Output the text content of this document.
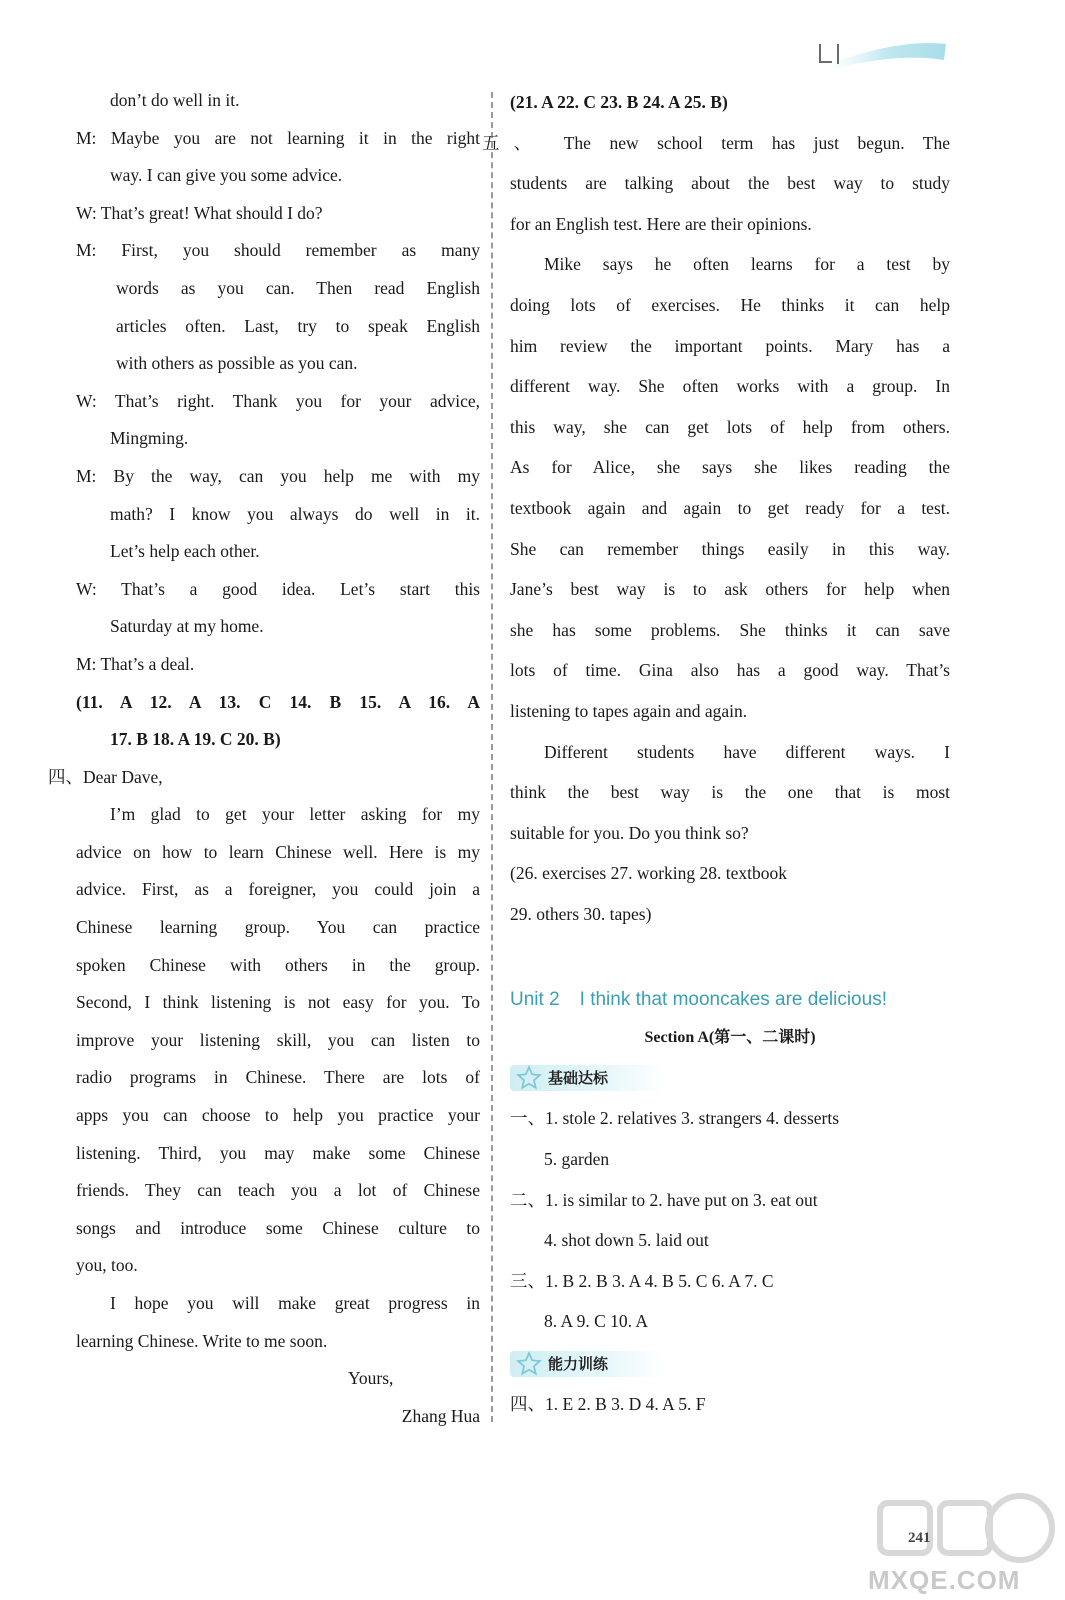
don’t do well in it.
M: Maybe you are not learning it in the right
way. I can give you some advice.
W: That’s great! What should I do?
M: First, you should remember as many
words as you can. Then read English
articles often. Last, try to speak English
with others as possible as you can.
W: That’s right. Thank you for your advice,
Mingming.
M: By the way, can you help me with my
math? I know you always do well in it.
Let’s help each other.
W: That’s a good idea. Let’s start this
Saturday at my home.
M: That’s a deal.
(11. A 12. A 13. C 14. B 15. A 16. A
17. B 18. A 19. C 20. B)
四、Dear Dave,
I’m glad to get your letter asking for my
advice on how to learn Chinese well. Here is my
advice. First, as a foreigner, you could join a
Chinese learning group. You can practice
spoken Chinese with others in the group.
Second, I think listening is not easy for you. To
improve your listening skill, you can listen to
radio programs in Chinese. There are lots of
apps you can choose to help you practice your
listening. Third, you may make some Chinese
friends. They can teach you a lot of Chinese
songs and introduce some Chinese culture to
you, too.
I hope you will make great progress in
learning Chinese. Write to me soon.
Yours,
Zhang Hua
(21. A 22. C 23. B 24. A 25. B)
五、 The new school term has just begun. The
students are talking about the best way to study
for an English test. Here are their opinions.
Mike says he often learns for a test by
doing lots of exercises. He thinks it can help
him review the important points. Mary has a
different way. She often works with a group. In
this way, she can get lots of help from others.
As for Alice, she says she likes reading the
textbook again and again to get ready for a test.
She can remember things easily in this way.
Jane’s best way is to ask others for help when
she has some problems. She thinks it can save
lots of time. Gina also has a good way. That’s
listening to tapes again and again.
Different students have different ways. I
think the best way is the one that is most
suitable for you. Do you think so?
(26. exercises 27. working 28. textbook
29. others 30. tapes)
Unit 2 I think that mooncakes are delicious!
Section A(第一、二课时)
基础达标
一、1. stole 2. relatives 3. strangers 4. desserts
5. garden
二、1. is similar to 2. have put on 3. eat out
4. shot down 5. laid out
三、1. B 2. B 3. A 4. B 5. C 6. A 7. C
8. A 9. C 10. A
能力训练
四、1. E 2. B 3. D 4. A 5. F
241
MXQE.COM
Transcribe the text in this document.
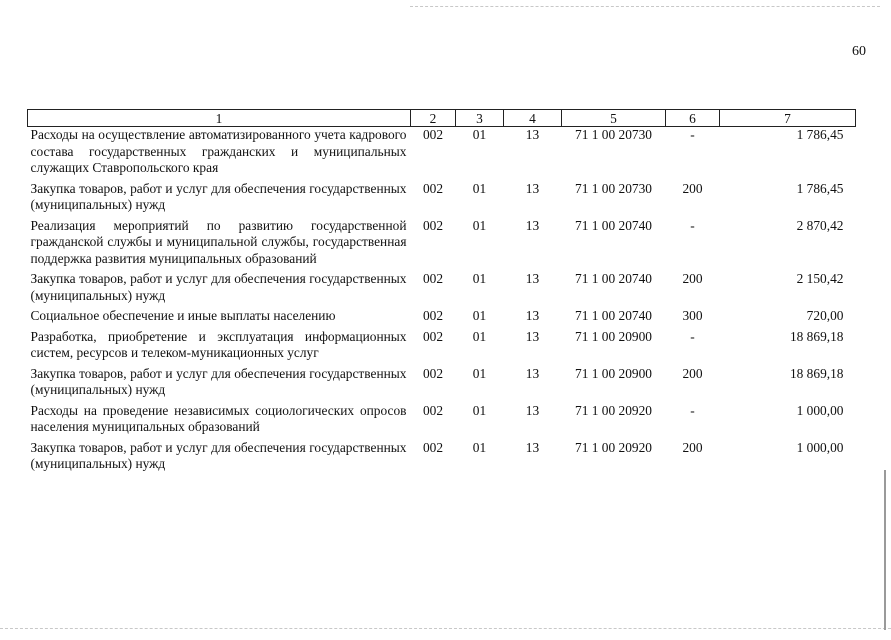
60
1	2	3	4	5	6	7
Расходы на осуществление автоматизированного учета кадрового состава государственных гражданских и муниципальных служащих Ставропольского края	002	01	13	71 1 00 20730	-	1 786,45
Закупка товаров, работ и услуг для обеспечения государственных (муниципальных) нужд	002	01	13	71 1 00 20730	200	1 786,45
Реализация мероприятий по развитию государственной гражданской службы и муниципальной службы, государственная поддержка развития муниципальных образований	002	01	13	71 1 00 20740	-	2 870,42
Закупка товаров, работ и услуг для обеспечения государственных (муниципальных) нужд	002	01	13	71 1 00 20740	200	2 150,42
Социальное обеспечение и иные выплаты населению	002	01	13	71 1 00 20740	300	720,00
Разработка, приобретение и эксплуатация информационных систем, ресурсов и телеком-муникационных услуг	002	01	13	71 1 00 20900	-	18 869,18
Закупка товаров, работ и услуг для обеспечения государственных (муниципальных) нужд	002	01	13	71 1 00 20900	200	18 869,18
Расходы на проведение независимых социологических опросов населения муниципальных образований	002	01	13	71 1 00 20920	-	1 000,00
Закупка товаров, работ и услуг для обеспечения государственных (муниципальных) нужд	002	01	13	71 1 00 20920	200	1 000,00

--- --- ---

## Given exercise
Make a word-for-word copy of the entries, without any pictures.

## The response
Output the text content of this document.
don’t do well in it.
M: Maybe you are not learning it in the right
way. I can give you some advice.
W: That’s great! What should I do?
M: First, you should remember as many
words as you can. Then read English
articles often. Last, try to speak English
with others as possible as you can.
W: That’s right. Thank you for your advice,
Mingming.
M: By the way, can you help me with my
math? I know you always do well in it.
Let’s help each other.
W: That’s a good idea. Let’s start this
Saturday at my home.
M: That’s a deal.
(11. A 12. A 13. C 14. B 15. A 16. A
17. B 18. A 19. C 20. B)
四、Dear Dave,
I’m glad to get your letter asking for my
advice on how to learn Chinese well. Here is my
advice. First, as a foreigner, you could join a
Chinese learning group. You can practice
spoken Chinese with others in the group.
Second, I think listening is not easy for you. To
improve your listening skill, you can listen to
radio programs in Chinese. There are lots of
apps you can choose to help you practice your
listening. Third, you may make some Chinese
friends. They can teach you a lot of Chinese
songs and introduce some Chinese culture to
you, too.
I hope you will make great progress in
learning Chinese. Write to me soon.
Yours,
Zhang Hua
(21. A 22. C 23. B 24. A 25. B)
五、 The new school term has just begun. The
students are talking about the best way to study
for an English test. Here are their opinions.
Mike says he often learns for a test by
doing lots of exercises. He thinks it can help
him review the important points. Mary has a
different way. She often works with a group. In
this way, she can get lots of help from others.
As for Alice, she says she likes reading the
textbook again and again to get ready for a test.
She can remember things easily in this way.
Jane’s best way is to ask others for help when
she has some problems. She thinks it can save
lots of time. Gina also has a good way. That’s
listening to tapes again and again.
Different students have different ways. I
think the best way is the one that is most
suitable for you. Do you think so?
(26. exercises 27. working 28. textbook
29. others 30. tapes)
Unit 2 I think that mooncakes are delicious!
Section A(第一、二课时)
基础达标
一、1. stole 2. relatives 3. strangers 4. desserts
5. garden
二、1. is similar to 2. have put on 3. eat out
4. shot down 5. laid out
三、1. B 2. B 3. A 4. B 5. C 6. A 7. C
8. A 9. C 10. A
能力训练
四、1. E 2. B 3. D 4. A 5. F
241
MXQE.COM
Transcribe the text in this document.
60
1	2	3	4	5	6	7
Расходы на осуществление автоматизированного учета кадрового состава государственных гражданских и муниципальных служащих Ставропольского края	002	01	13	71 1 00 20730	-	1 786,45
Закупка товаров, работ и услуг для обеспечения государственных (муниципальных) нужд	002	01	13	71 1 00 20730	200	1 786,45
Реализация мероприятий по развитию государственной гражданской службы и муниципальной службы, государственная поддержка развития муниципальных образований	002	01	13	71 1 00 20740	-	2 870,42
Закупка товаров, работ и услуг для обеспечения государственных (муниципальных) нужд	002	01	13	71 1 00 20740	200	2 150,42
Социальное обеспечение и иные выплаты населению	002	01	13	71 1 00 20740	300	720,00
Разработка, приобретение и эксплуатация информационных систем, ресурсов и телеком-муникационных услуг	002	01	13	71 1 00 20900	-	18 869,18
Закупка товаров, работ и услуг для обеспечения государственных (муниципальных) нужд	002	01	13	71 1 00 20900	200	18 869,18
Расходы на проведение независимых социологических опросов населения муниципальных образований	002	01	13	71 1 00 20920	-	1 000,00
Закупка товаров, работ и услуг для обеспечения государственных (муниципальных) нужд	002	01	13	71 1 00 20920	200	1 000,00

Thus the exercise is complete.